Raw data:

------------------------------------

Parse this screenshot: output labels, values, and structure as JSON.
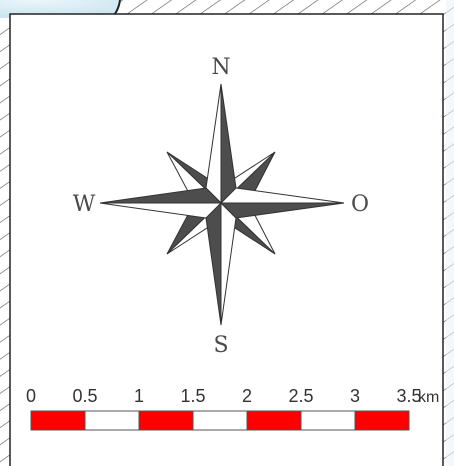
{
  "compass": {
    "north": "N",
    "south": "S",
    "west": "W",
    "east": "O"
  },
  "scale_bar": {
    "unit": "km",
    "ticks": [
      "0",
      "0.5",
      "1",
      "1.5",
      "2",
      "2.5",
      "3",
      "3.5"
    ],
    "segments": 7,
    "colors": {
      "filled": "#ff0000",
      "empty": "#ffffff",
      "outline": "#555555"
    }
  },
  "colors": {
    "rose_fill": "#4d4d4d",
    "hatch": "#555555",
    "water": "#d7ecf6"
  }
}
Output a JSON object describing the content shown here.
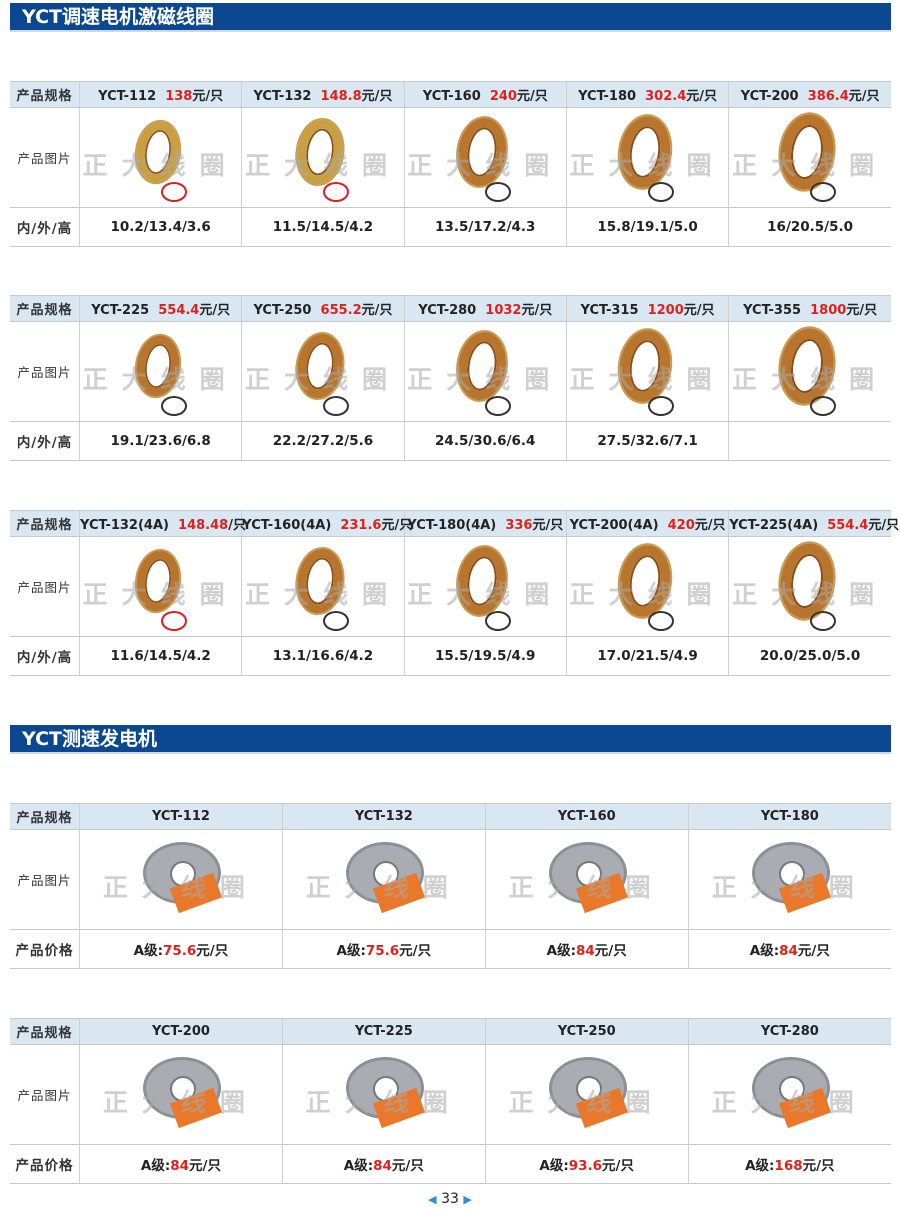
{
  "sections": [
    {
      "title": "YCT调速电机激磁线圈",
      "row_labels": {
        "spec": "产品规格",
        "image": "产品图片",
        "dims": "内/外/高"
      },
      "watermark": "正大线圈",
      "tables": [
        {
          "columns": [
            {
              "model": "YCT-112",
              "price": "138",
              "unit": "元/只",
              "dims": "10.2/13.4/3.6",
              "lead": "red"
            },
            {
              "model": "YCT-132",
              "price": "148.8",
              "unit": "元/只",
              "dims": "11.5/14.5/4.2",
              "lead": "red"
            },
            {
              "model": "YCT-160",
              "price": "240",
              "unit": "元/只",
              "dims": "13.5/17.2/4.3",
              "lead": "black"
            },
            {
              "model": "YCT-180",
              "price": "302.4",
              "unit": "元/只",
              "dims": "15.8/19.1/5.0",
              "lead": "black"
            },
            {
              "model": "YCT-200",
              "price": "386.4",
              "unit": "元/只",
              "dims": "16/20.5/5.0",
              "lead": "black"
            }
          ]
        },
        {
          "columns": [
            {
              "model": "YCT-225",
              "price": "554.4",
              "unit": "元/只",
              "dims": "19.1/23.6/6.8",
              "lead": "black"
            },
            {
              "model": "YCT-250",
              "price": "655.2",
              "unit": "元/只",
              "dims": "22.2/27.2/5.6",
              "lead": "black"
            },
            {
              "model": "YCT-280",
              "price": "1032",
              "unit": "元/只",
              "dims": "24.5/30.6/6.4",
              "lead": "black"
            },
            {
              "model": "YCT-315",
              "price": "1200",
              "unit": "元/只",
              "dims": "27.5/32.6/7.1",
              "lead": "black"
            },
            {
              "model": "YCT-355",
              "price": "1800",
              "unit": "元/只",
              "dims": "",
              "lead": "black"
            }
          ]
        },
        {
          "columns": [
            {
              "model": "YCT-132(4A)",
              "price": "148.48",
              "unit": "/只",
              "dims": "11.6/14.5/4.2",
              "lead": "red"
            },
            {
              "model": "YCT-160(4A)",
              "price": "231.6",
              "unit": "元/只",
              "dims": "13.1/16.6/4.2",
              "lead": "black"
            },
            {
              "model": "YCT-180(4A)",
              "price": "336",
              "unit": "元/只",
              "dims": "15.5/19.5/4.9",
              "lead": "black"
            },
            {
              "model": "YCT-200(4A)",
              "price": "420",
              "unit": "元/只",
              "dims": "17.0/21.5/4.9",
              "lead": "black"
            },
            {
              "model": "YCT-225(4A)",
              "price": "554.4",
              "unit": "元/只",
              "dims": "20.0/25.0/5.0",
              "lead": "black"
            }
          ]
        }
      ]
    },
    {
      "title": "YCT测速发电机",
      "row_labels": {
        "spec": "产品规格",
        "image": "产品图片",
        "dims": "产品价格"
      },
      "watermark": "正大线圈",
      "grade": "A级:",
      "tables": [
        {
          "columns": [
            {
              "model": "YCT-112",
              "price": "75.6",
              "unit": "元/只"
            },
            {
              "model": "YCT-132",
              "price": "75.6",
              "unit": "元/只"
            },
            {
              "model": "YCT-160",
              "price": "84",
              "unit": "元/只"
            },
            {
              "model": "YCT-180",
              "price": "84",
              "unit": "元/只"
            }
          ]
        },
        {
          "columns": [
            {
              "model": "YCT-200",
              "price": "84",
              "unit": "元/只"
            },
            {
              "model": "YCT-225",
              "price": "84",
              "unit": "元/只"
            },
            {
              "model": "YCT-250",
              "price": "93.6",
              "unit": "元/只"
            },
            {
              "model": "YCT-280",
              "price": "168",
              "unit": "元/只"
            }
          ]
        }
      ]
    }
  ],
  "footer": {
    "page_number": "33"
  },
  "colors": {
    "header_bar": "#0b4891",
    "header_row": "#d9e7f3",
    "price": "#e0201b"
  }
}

------------------------------------

Given problem:
Search the lines above for the string "JSON", then show every one that has it.

Output of the task:
Parse this screenshot: output labels, values, and structure as JSON.
Output a JSON object describing the content shown here.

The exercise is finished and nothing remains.